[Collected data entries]
----------------------------------------

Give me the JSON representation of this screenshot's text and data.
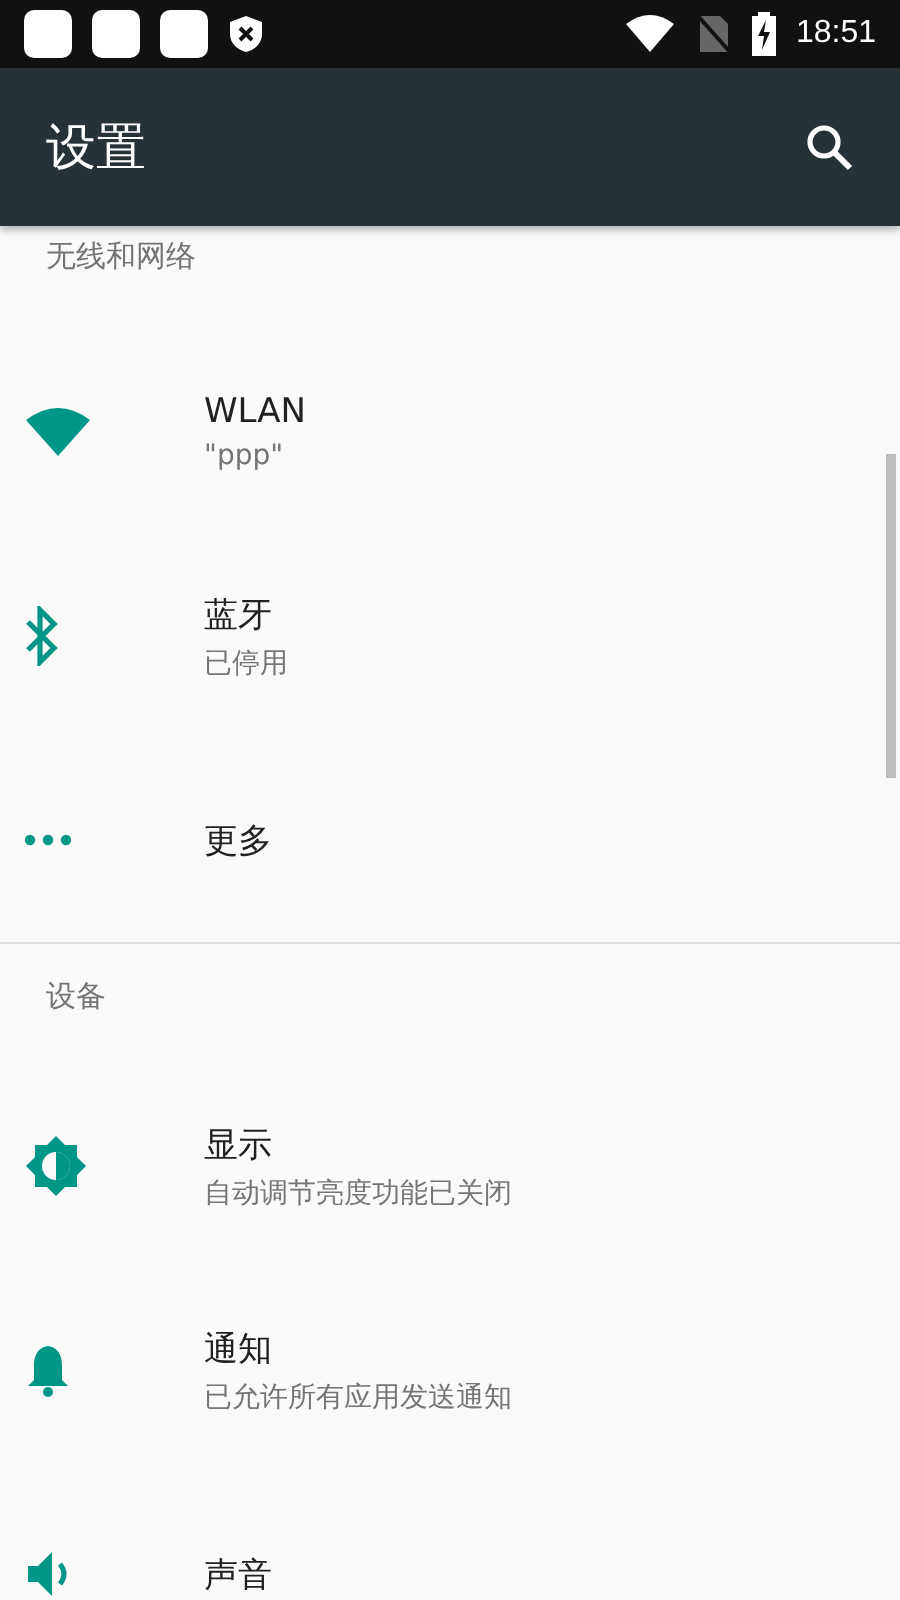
{
  "status_bar": {
    "time": "18:51"
  },
  "app_bar": {
    "title": "设置"
  },
  "sections": [
    {
      "title": "无线和网络",
      "items": [
        {
          "kind": "wifi",
          "title": "WLAN",
          "summary": "\"ppp\""
        },
        {
          "kind": "bluetooth",
          "title": "蓝牙",
          "summary": "已停用"
        },
        {
          "kind": "more",
          "title": "更多"
        }
      ]
    },
    {
      "title": "设备",
      "items": [
        {
          "kind": "display",
          "title": "显示",
          "summary": "自动调节亮度功能已关闭"
        },
        {
          "kind": "bell",
          "title": "通知",
          "summary": "已允许所有应用发送通知"
        },
        {
          "kind": "sound",
          "title": "声音"
        }
      ]
    }
  ]
}
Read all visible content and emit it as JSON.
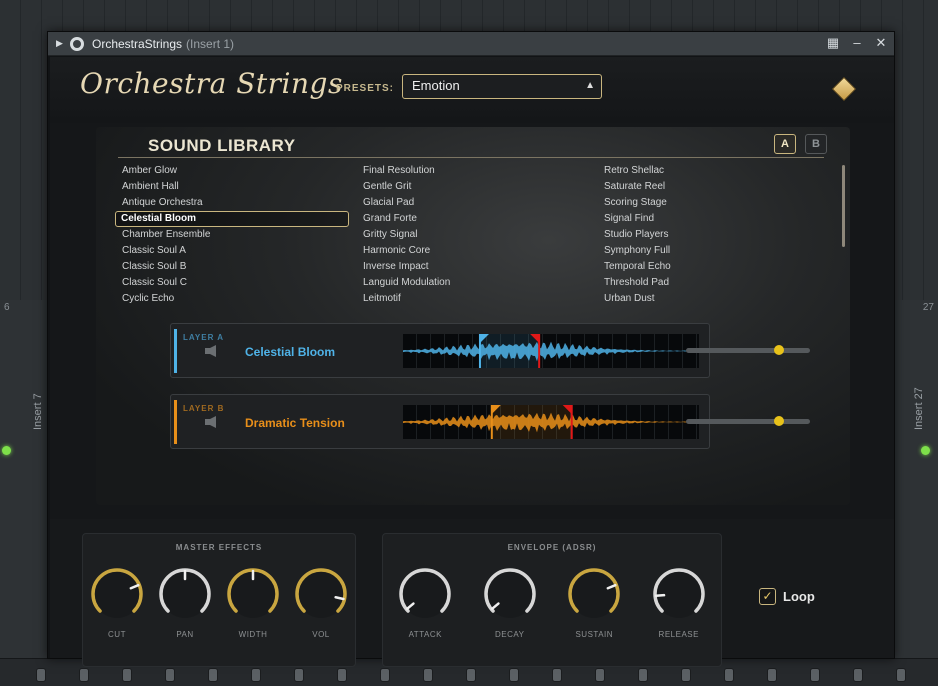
{
  "host": {
    "left_number": "6",
    "right_number": "27",
    "left_insert_label": "Insert 7",
    "right_insert_label": "Insert 27"
  },
  "window": {
    "title": "OrchestraStrings",
    "subtitle": "(Insert 1)",
    "icons": [
      "expand-arrow-icon",
      "gear-icon",
      "grid-icon",
      "minimize-icon",
      "close-icon"
    ]
  },
  "header": {
    "logo": "Orchestra Strings",
    "presets_label": "PRESETS:",
    "preset_value": "Emotion"
  },
  "library": {
    "title": "SOUND LIBRARY",
    "tab_a": "A",
    "tab_b": "B",
    "columns": [
      [
        "Amber Glow",
        "Ambient Hall",
        "Antique Orchestra",
        "Celestial Bloom",
        "Chamber Ensemble",
        "Classic Soul A",
        "Classic Soul B",
        "Classic Soul C",
        "Cyclic Echo"
      ],
      [
        "Final Resolution",
        "Gentle Grit",
        "Glacial Pad",
        "Grand Forte",
        "Gritty Signal",
        "Harmonic Core",
        "Inverse Impact",
        "Languid Modulation",
        "Leitmotif"
      ],
      [
        "Retro Shellac",
        "Saturate Reel",
        "Scoring Stage",
        "Signal Find",
        "Studio Players",
        "Symphony Full",
        "Temporal Echo",
        "Threshold Pad",
        "Urban Dust"
      ]
    ],
    "selected": "Celestial Bloom"
  },
  "layers": [
    {
      "tag": "LAYER A",
      "name": "Celestial Bloom",
      "color": "#4fb3e8",
      "start": 0.26,
      "end": 0.46,
      "volume": 0.75
    },
    {
      "tag": "LAYER B",
      "name": "Dramatic Tension",
      "color": "#e88f1a",
      "start": 0.3,
      "end": 0.57,
      "volume": 0.75
    }
  ],
  "master_effects": {
    "title": "MASTER EFFECTS",
    "knobs": [
      {
        "label": "CUT",
        "value": 0.75,
        "color": "#c9a640"
      },
      {
        "label": "PAN",
        "value": 0.5,
        "color": "#d7d7d7"
      },
      {
        "label": "WIDTH",
        "value": 0.5,
        "color": "#c9a640"
      },
      {
        "label": "VOL",
        "value": 0.88,
        "color": "#c9a640"
      }
    ]
  },
  "envelope": {
    "title": "ENVELOPE (ADSR)",
    "knobs": [
      {
        "label": "ATTACK",
        "value": 0.02,
        "color": "#d7d7d7"
      },
      {
        "label": "DECAY",
        "value": 0.02,
        "color": "#d7d7d7"
      },
      {
        "label": "SUSTAIN",
        "value": 0.75,
        "color": "#c9a640"
      },
      {
        "label": "RELEASE",
        "value": 0.15,
        "color": "#d7d7d7"
      }
    ]
  },
  "loop": {
    "label": "Loop",
    "checked": true
  }
}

----------------------------------------

-- What to do --
Copy each line of the records above that carries the word "JSON".

-- Answer to this problem --
Give me the JSON representation of this screenshot's text and data.
Read all visible content and emit it as JSON.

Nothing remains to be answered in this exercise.